Stored records –
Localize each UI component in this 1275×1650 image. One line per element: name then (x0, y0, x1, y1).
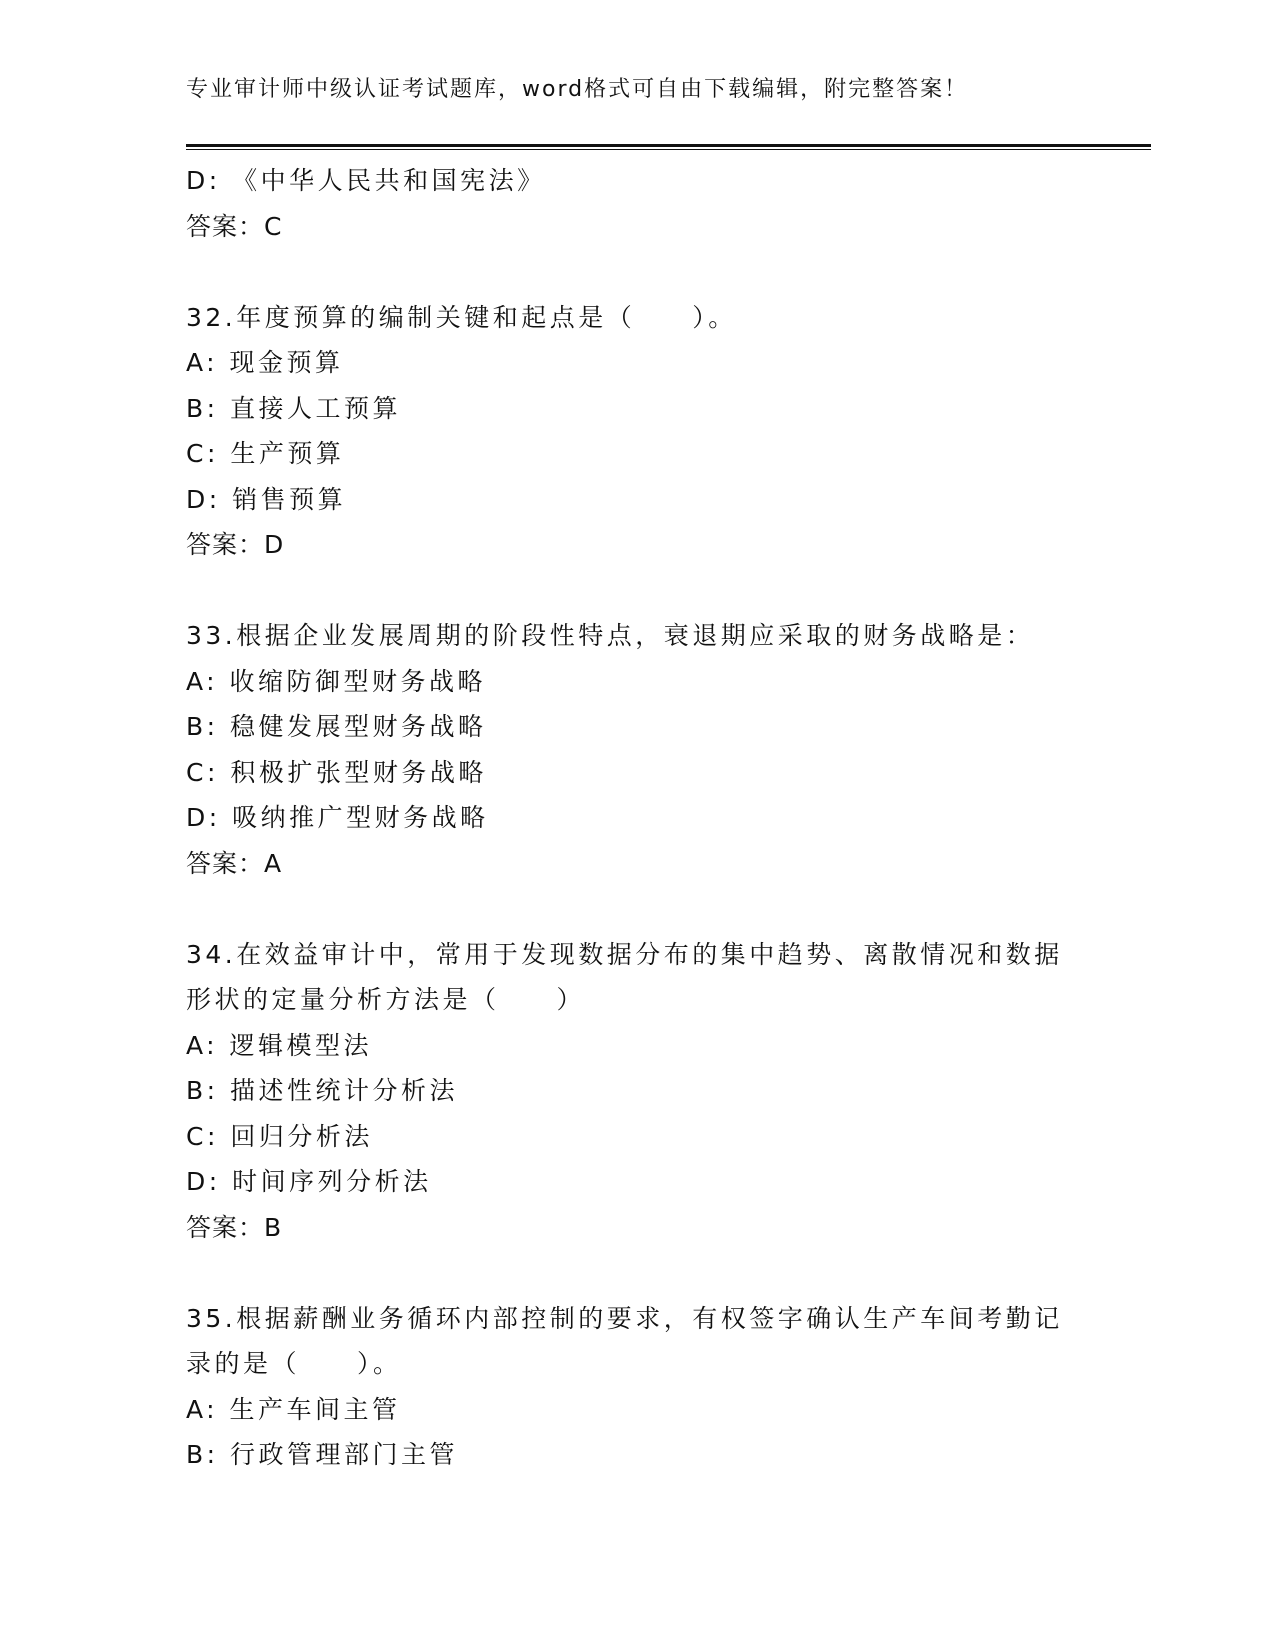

==

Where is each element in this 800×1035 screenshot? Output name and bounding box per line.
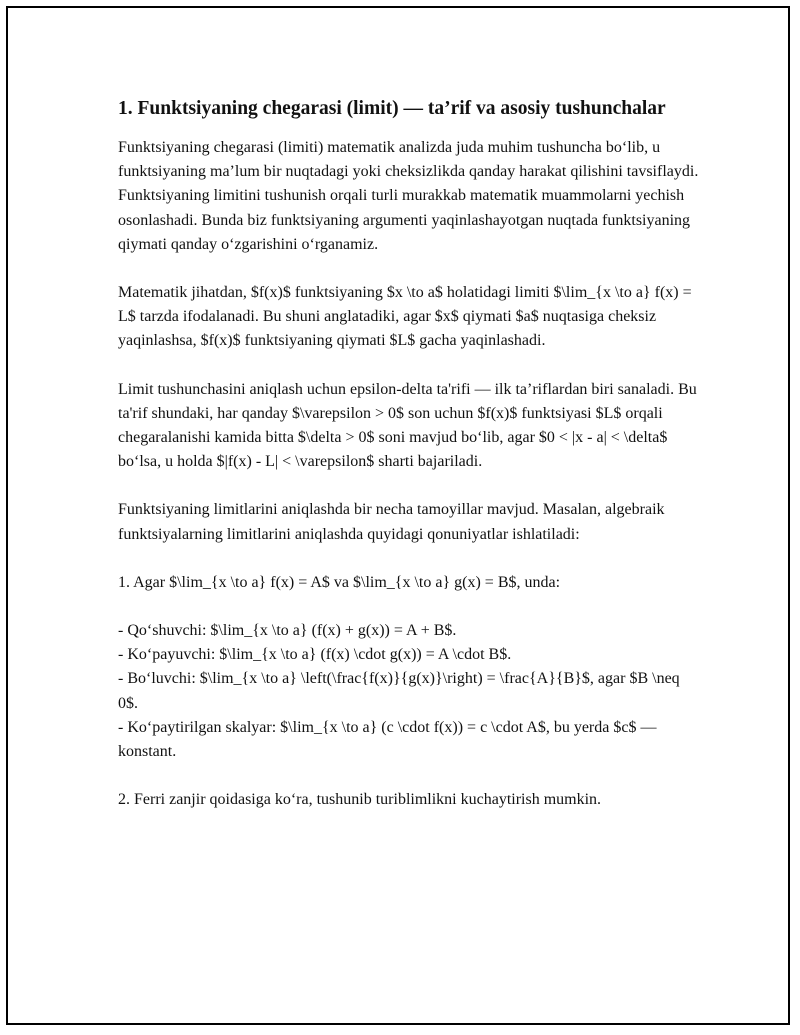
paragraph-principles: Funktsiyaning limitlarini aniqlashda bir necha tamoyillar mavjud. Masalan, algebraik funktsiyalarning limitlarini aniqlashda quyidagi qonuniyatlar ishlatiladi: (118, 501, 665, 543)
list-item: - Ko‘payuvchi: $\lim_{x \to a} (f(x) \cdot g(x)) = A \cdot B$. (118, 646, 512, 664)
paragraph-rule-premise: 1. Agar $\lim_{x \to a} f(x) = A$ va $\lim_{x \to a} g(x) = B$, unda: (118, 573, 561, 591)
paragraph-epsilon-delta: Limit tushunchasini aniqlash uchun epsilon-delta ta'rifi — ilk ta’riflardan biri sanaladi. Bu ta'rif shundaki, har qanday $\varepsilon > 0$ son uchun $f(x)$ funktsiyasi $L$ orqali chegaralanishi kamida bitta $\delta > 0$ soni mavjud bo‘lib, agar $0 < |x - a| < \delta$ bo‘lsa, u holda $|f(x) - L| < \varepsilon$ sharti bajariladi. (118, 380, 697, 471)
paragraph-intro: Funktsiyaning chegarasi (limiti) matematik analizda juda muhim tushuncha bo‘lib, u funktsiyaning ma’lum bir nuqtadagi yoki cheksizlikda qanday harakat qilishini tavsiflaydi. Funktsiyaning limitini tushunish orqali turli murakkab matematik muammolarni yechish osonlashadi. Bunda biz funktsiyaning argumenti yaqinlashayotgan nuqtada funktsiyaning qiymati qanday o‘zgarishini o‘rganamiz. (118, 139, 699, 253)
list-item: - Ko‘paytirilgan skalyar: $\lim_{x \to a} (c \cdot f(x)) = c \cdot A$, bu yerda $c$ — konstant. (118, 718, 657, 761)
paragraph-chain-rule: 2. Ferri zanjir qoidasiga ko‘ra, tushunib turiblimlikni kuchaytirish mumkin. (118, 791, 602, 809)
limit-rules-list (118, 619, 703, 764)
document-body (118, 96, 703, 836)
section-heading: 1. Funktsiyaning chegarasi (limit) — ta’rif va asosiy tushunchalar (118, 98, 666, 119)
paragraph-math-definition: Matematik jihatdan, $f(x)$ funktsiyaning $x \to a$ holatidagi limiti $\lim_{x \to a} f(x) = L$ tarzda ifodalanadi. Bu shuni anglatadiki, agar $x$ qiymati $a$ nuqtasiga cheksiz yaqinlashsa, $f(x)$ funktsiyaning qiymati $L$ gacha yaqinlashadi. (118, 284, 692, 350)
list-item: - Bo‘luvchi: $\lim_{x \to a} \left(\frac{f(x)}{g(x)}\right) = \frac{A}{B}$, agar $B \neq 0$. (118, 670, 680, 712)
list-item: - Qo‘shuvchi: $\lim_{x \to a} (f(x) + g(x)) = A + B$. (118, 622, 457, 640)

Short exercise –
Return the portion that opens with the line containing "Where is each" and closes with the line containing "paragraph-rule-premise: 1. Agar", copying each line without alteration and leaving the pictures out of your answer.

Full solution –
Where is each element in this 800×1035 screenshot? Output name and bounding box per line.
paragraph-principles: Funktsiyaning limitlarini aniqlashda bir necha tamoyillar mavjud. Masalan, algebraik funktsiyalarning limitlarini aniqlashda quyidagi qonuniyatlar ishlatiladi: (118, 501, 665, 543)
list-item: - Ko‘payuvchi: $\lim_{x \to a} (f(x) \cdot g(x)) = A \cdot B$. (118, 646, 512, 664)
paragraph-rule-premise: 1. Agar $\lim_{x \to a} f(x) = A$ va $\lim_{x \to a} g(x) = B$, unda: (118, 573, 561, 591)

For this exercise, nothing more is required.